--- start Information provided ---

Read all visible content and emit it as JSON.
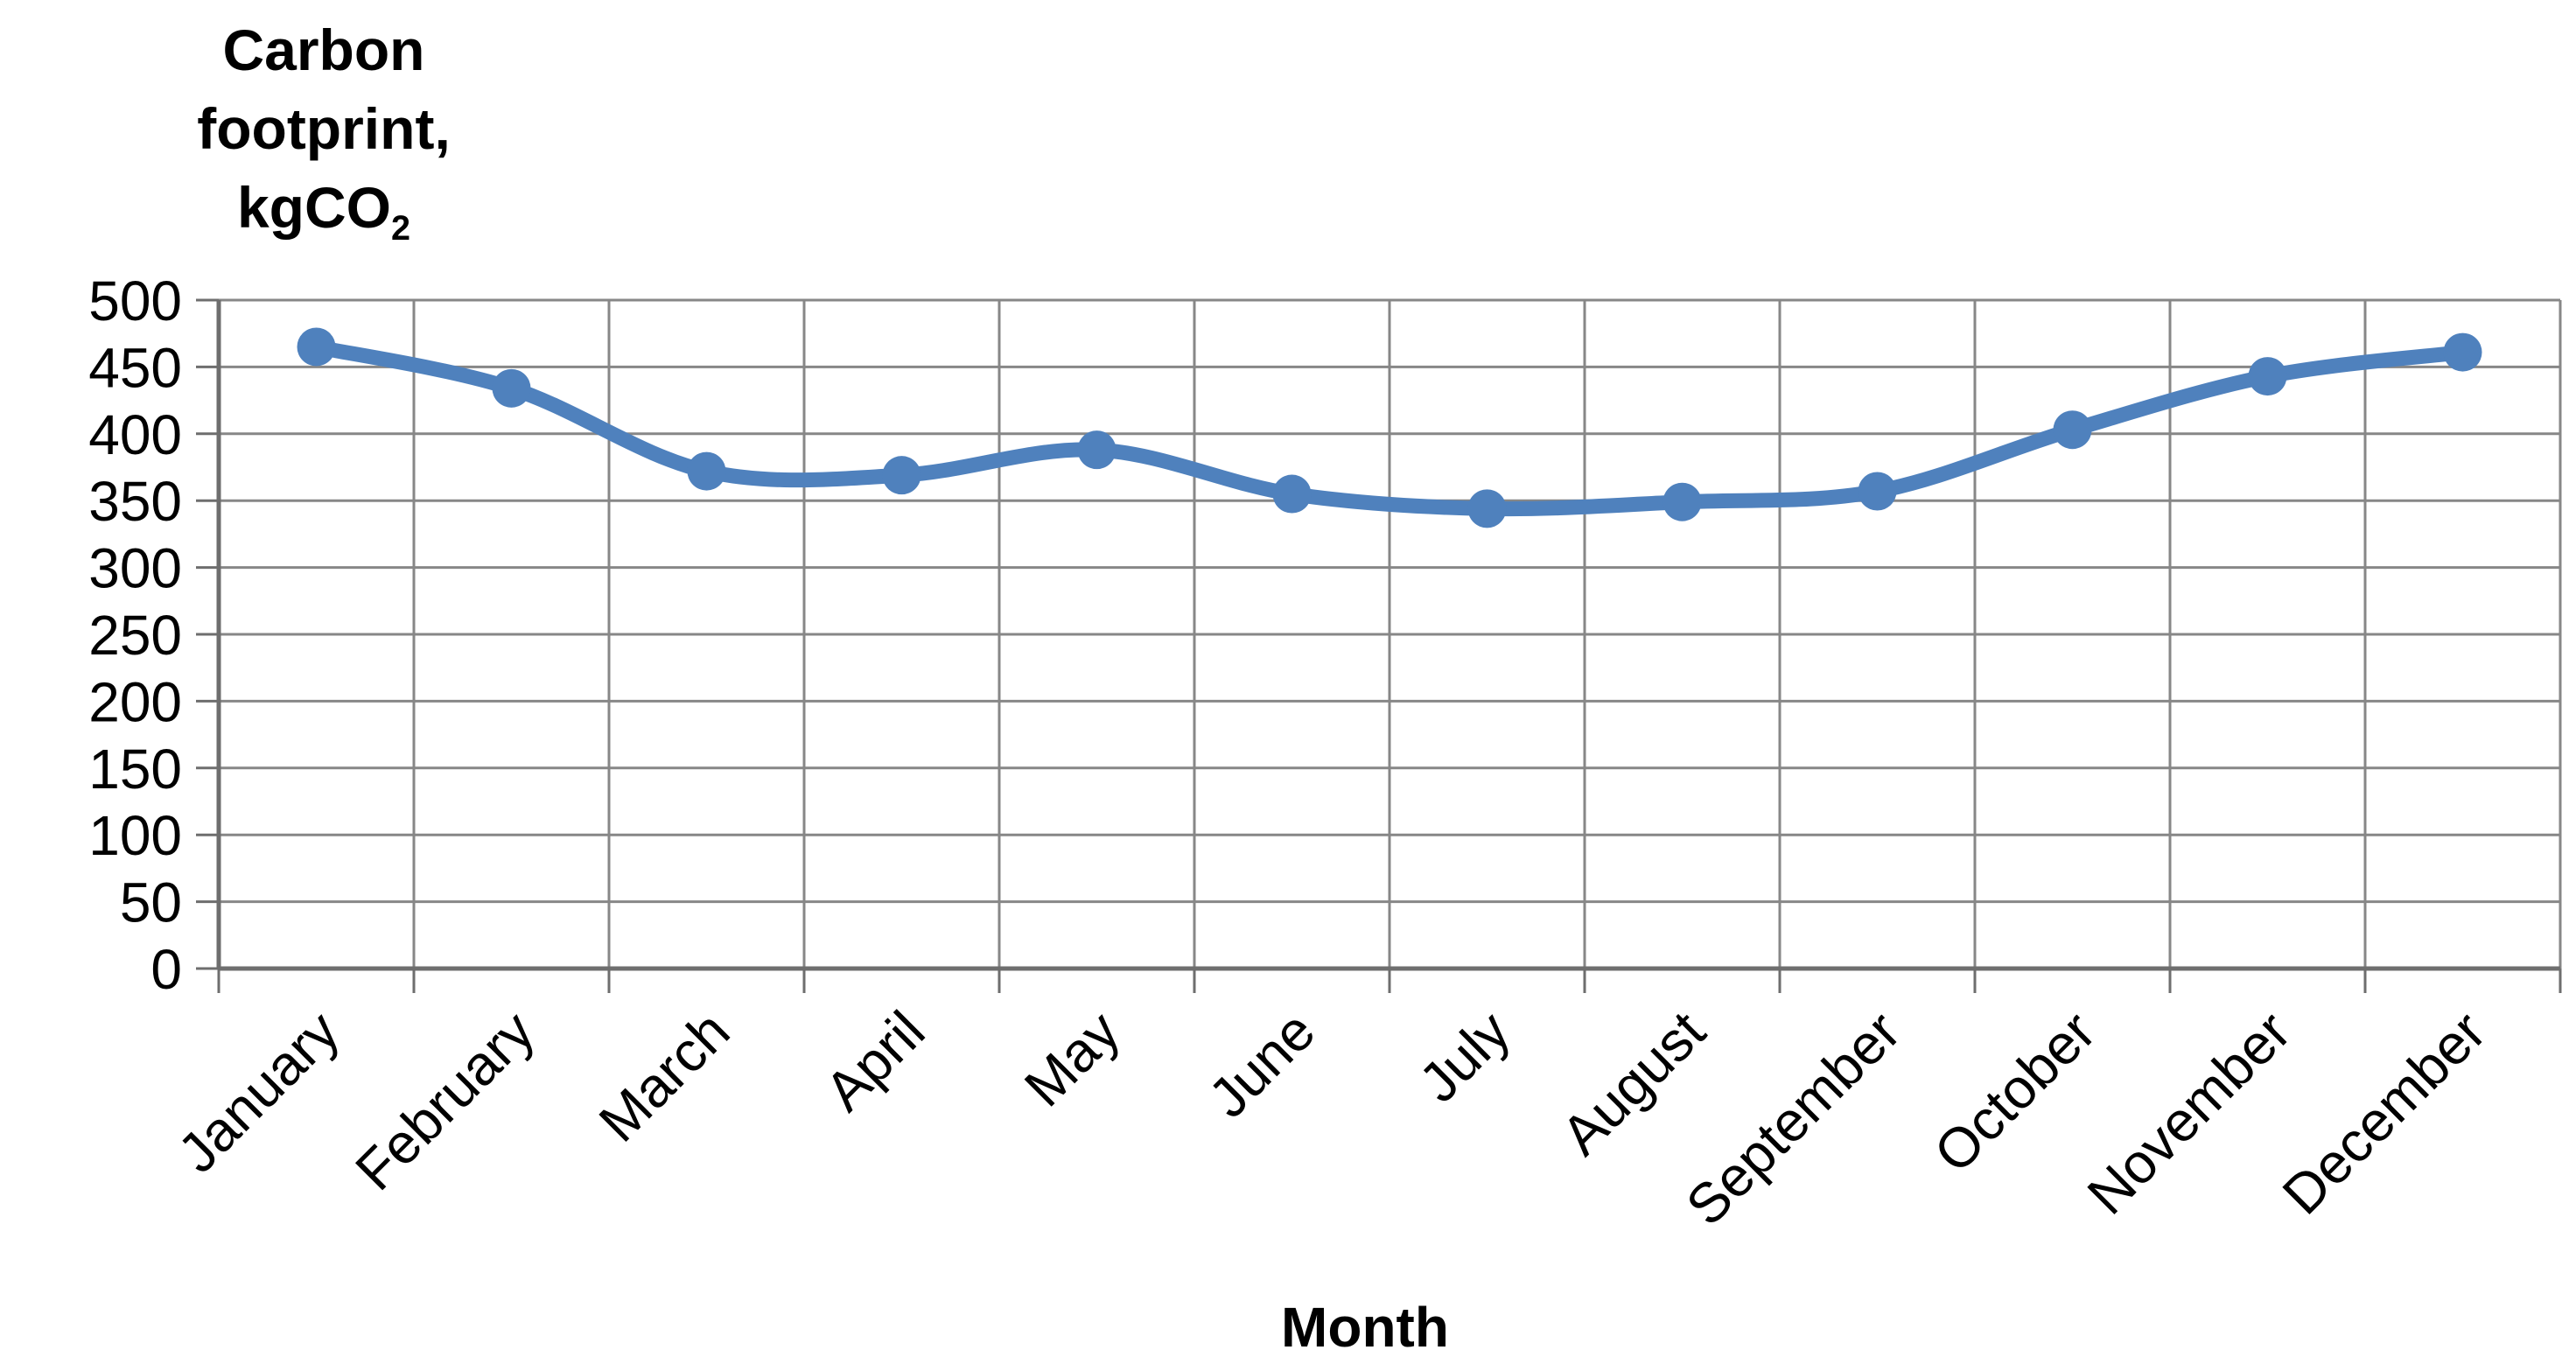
{
  "chart_data": {
    "type": "line",
    "y_axis_title_lines": [
      "Carbon",
      "footprint,"
    ],
    "y_axis_unit_main": "kgCO",
    "y_axis_unit_sub": "2",
    "x_axis_title": "Month",
    "categories": [
      "January",
      "February",
      "March",
      "April",
      "May",
      "June",
      "July",
      "August",
      "September",
      "October",
      "November",
      "December"
    ],
    "series": [
      {
        "name": "Carbon footprint",
        "values": [
          465,
          434,
          372,
          369,
          388,
          355,
          344,
          349,
          357,
          403,
          443,
          461
        ]
      }
    ],
    "ylim": [
      0,
      500
    ],
    "ytick_step": 50,
    "y_tick_labels": [
      "0",
      "50",
      "100",
      "150",
      "200",
      "250",
      "300",
      "350",
      "400",
      "450",
      "500"
    ],
    "grid": true,
    "legend": "none",
    "smooth_line": true,
    "marker": "circle",
    "colors": {
      "series_line": "#4F81BD",
      "marker_fill": "#4F81BD",
      "gridline": "#878787",
      "axis_line": "#6E6E6E",
      "text": "#000000",
      "background": "#FFFFFF"
    }
  }
}
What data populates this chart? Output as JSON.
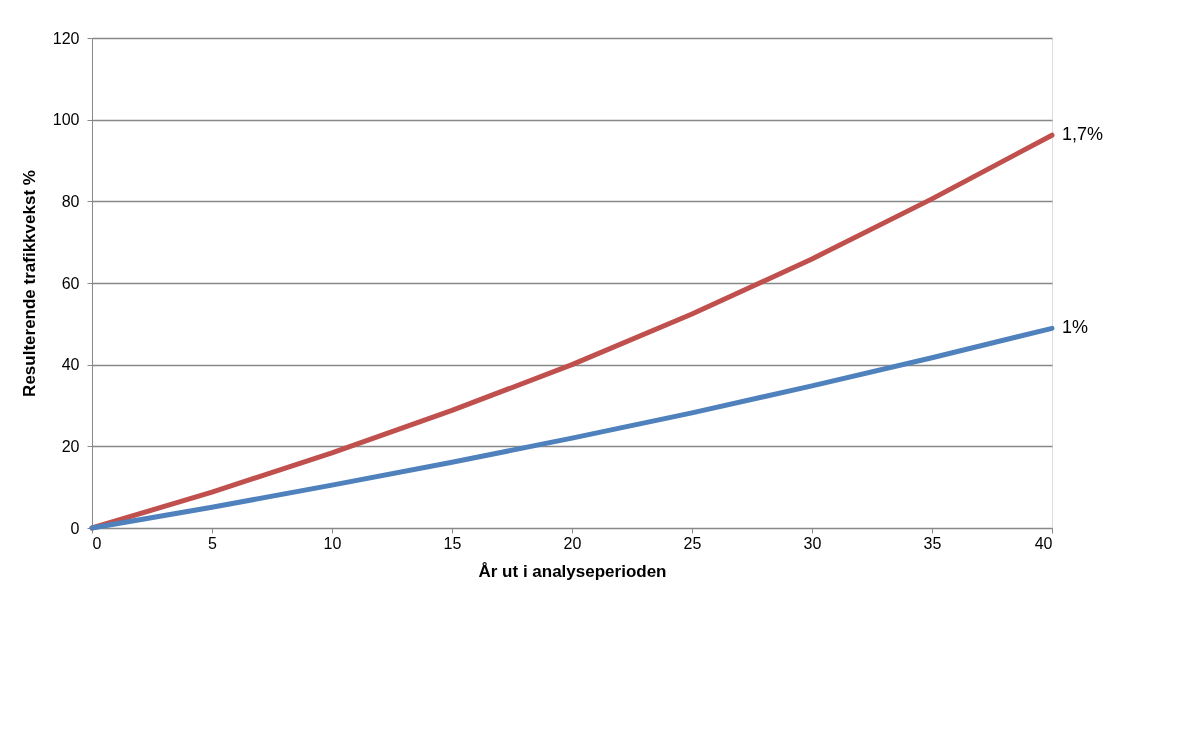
{
  "chart_data": {
    "type": "line",
    "xlabel": "År ut i analyseperioden",
    "ylabel": "Resulterende trafikkvekst %",
    "x": [
      0,
      5,
      10,
      15,
      20,
      25,
      30,
      35,
      40
    ],
    "series": [
      {
        "name": "1,7%",
        "color": "#c0504d",
        "values": [
          0,
          8.8,
          18.4,
          28.8,
          40.0,
          52.4,
          65.9,
          80.6,
          96.2
        ]
      },
      {
        "name": "1%",
        "color": "#4f81bd",
        "values": [
          0,
          5.1,
          10.5,
          16.1,
          22.0,
          28.2,
          34.8,
          41.7,
          48.9
        ]
      }
    ],
    "xlim": [
      0,
      40
    ],
    "xticks": [
      0,
      5,
      10,
      15,
      20,
      25,
      30,
      35,
      40
    ],
    "ylim": [
      0,
      120
    ],
    "yticks": [
      0,
      20,
      40,
      60,
      80,
      100,
      120
    ],
    "grid": "y",
    "legend": false,
    "marker": "none",
    "line_style": "solid"
  }
}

--- end Information provided ---

■ **To be done**
Strip out the pictures and quote the remaining data word for word.

■ **Full solution**
Read all visible content and emit it as JSON.
{
  "chart_data": {
    "type": "line",
    "y_axis_title_lines": [
      "Carbon",
      "footprint,"
    ],
    "y_axis_unit_main": "kgCO",
    "y_axis_unit_sub": "2",
    "x_axis_title": "Month",
    "categories": [
      "January",
      "February",
      "March",
      "April",
      "May",
      "June",
      "July",
      "August",
      "September",
      "October",
      "November",
      "December"
    ],
    "series": [
      {
        "name": "Carbon footprint",
        "values": [
          465,
          434,
          372,
          369,
          388,
          355,
          344,
          349,
          357,
          403,
          443,
          461
        ]
      }
    ],
    "ylim": [
      0,
      500
    ],
    "ytick_step": 50,
    "y_tick_labels": [
      "0",
      "50",
      "100",
      "150",
      "200",
      "250",
      "300",
      "350",
      "400",
      "450",
      "500"
    ],
    "grid": true,
    "legend": "none",
    "smooth_line": true,
    "marker": "circle",
    "colors": {
      "series_line": "#4F81BD",
      "marker_fill": "#4F81BD",
      "gridline": "#878787",
      "axis_line": "#6E6E6E",
      "text": "#000000",
      "background": "#FFFFFF"
    }
  }
}
What data populates this chart? Output as JSON.
{
  "chart_data": {
    "type": "line",
    "xlabel": "År ut i analyseperioden",
    "ylabel": "Resulterende trafikkvekst %",
    "x": [
      0,
      5,
      10,
      15,
      20,
      25,
      30,
      35,
      40
    ],
    "series": [
      {
        "name": "1,7%",
        "color": "#c0504d",
        "values": [
          0,
          8.8,
          18.4,
          28.8,
          40.0,
          52.4,
          65.9,
          80.6,
          96.2
        ]
      },
      {
        "name": "1%",
        "color": "#4f81bd",
        "values": [
          0,
          5.1,
          10.5,
          16.1,
          22.0,
          28.2,
          34.8,
          41.7,
          48.9
        ]
      }
    ],
    "xlim": [
      0,
      40
    ],
    "xticks": [
      0,
      5,
      10,
      15,
      20,
      25,
      30,
      35,
      40
    ],
    "ylim": [
      0,
      120
    ],
    "yticks": [
      0,
      20,
      40,
      60,
      80,
      100,
      120
    ],
    "grid": "y",
    "legend": false,
    "marker": "none",
    "line_style": "solid"
  }
}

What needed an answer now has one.